### [Given entries]
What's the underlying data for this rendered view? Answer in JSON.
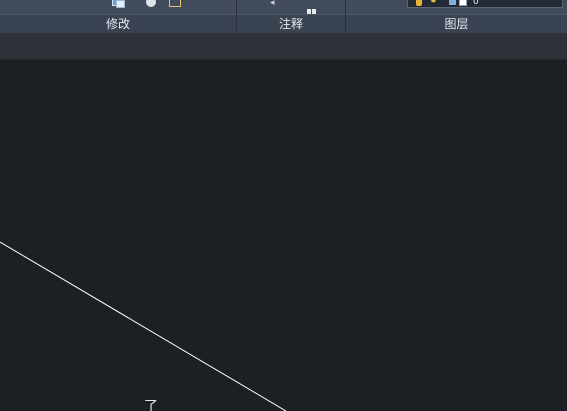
{
  "ribbon": {
    "panels": [
      {
        "label": "修改"
      },
      {
        "label": "注释"
      },
      {
        "label": "图层"
      }
    ],
    "layer_control": {
      "current_layer": "0",
      "color": "#ffffff"
    },
    "tool_icons": [
      "copy-icon",
      "circle-icon",
      "stretch-icon",
      "arrow-icon",
      "table-icon"
    ]
  },
  "colors": {
    "ribbon": "#3a4352",
    "canvas": "#1c1f24",
    "line": "#ffffff"
  },
  "canvas": {
    "cursor_glyph": "了"
  }
}
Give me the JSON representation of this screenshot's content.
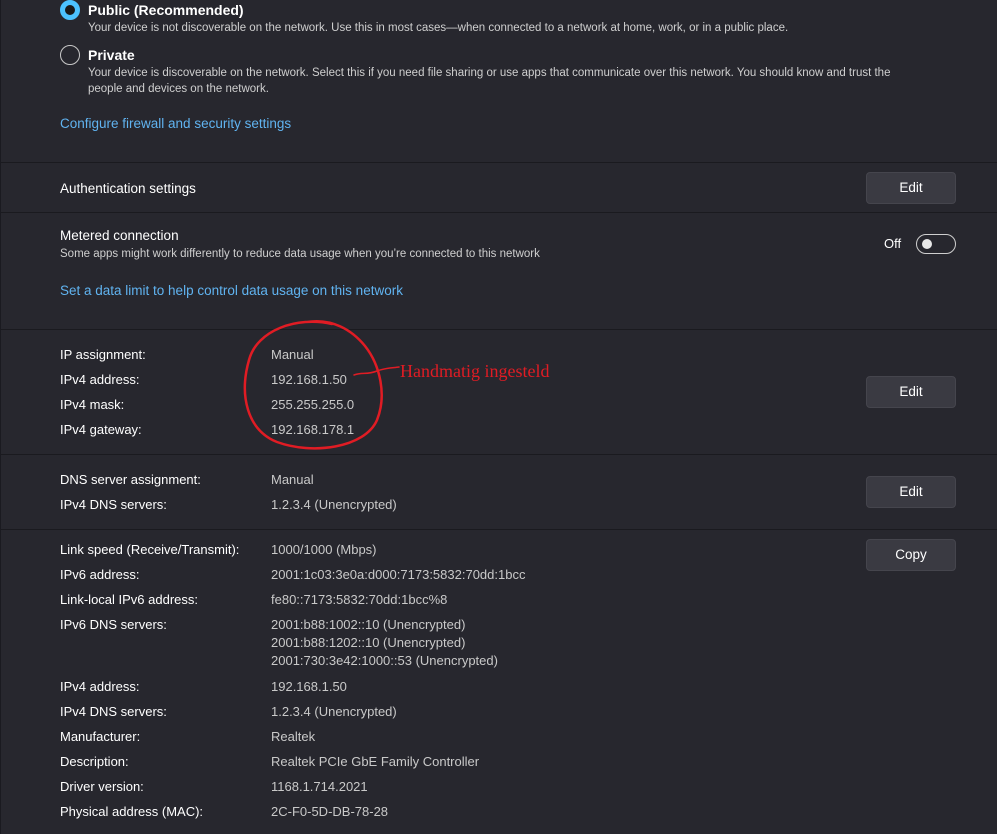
{
  "network_profile": {
    "options": [
      {
        "label": "Public (Recommended)",
        "description": "Your device is not discoverable on the network. Use this in most cases—when connected to a network at home, work, or in a public place.",
        "selected": true
      },
      {
        "label": "Private",
        "description_line1": "Your device is discoverable on the network. Select this if you need file sharing or use apps that communicate over this network. You should know and trust the",
        "description_line2": "people and devices on the network.",
        "selected": false
      }
    ],
    "firewall_link": "Configure firewall and security settings"
  },
  "authentication": {
    "title": "Authentication settings",
    "button": "Edit"
  },
  "metered": {
    "title": "Metered connection",
    "description": "Some apps might work differently to reduce data usage when you’re connected to this network",
    "toggle_label": "Off",
    "toggle_on": false,
    "data_limit_link": "Set a data limit to help control data usage on this network"
  },
  "ip_settings": {
    "rows": [
      {
        "label": "IP assignment:",
        "value": "Manual"
      },
      {
        "label": "IPv4 address:",
        "value": "192.168.1.50"
      },
      {
        "label": "IPv4 mask:",
        "value": "255.255.255.0"
      },
      {
        "label": "IPv4 gateway:",
        "value": "192.168.178.1"
      }
    ],
    "button": "Edit",
    "annotation": "Handmatig ingesteld",
    "annotation_color": "#e01c24"
  },
  "dns_settings": {
    "rows": [
      {
        "label": "DNS server assignment:",
        "value": "Manual"
      },
      {
        "label": "IPv4 DNS servers:",
        "value": "1.2.3.4 (Unencrypted)"
      }
    ],
    "button": "Edit"
  },
  "properties": {
    "button": "Copy",
    "rows": [
      {
        "label": "Link speed (Receive/Transmit):",
        "value": "1000/1000 (Mbps)"
      },
      {
        "label": "IPv6 address:",
        "value": "2001:1c03:3e0a:d000:7173:5832:70dd:1bcc"
      },
      {
        "label": "Link-local IPv6 address:",
        "value": "fe80::7173:5832:70dd:1bcc%8"
      },
      {
        "label": "IPv6 DNS servers:",
        "values": [
          "2001:b88:1002::10 (Unencrypted)",
          "2001:b88:1202::10 (Unencrypted)",
          "2001:730:3e42:1000::53 (Unencrypted)"
        ]
      },
      {
        "label": "IPv4 address:",
        "value": "192.168.1.50"
      },
      {
        "label": "IPv4 DNS servers:",
        "value": "1.2.3.4 (Unencrypted)"
      },
      {
        "label": "Manufacturer:",
        "value": "Realtek"
      },
      {
        "label": "Description:",
        "value": "Realtek PCIe GbE Family Controller"
      },
      {
        "label": "Driver version:",
        "value": "1168.1.714.2021"
      },
      {
        "label": "Physical address (MAC):",
        "value": "2C-F0-5D-DB-78-28"
      }
    ]
  },
  "colors": {
    "accent": "#4cc2ff",
    "link": "#60b3f0",
    "background": "#27272e"
  }
}
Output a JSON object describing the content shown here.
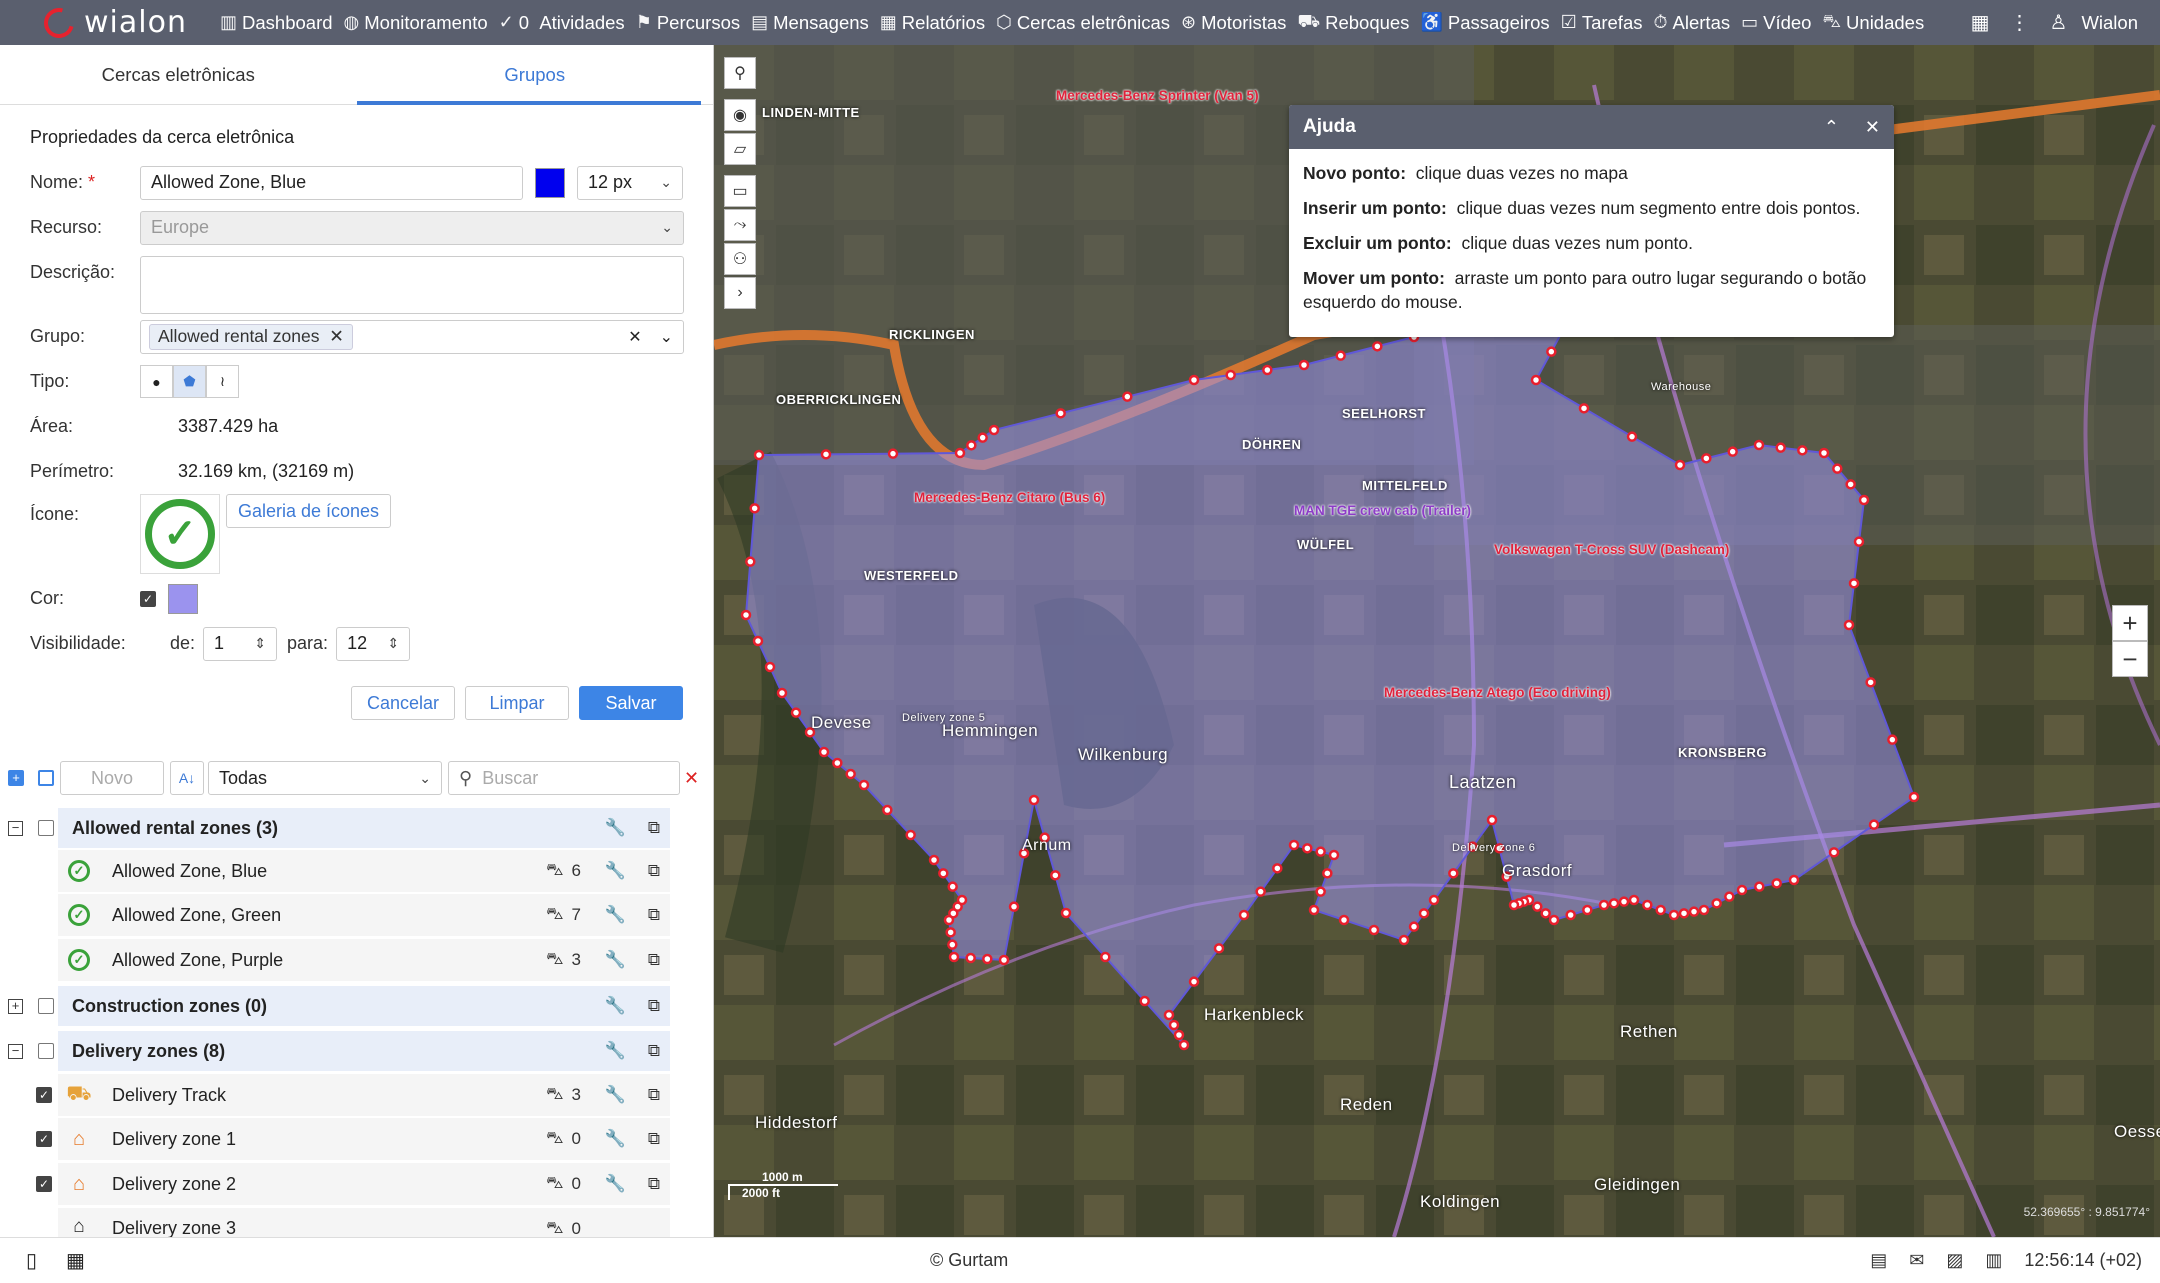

### [Problem to solve]
Go through the data above and find the lines with the word "apps". Copy each of those lines.

### [Written solution]
        "description_line1": "Your device is discoverable on the network. Select this if you need file sharing or use apps that communicate over this network. You should know and trust the",
    "description": "Some apps might work differently to reduce data usage when you’re connected to this network",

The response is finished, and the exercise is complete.